TO DO =>
Can the data below be echoed back word for word?

[Dataset listings of figures]
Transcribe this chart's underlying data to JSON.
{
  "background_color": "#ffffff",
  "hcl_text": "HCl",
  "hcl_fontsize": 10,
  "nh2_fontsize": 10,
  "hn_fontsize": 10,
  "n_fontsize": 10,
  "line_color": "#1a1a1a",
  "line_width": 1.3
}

EXERCISE RESPONSE =>
Transcribe this chart's underlying data to JSON.
{
  "background_color": "#ffffff",
  "hcl_text": "HCl",
  "hcl_fontsize": 10,
  "nh2_fontsize": 10,
  "hn_fontsize": 10,
  "n_fontsize": 10,
  "line_color": "#1a1a1a",
  "line_width": 1.3
}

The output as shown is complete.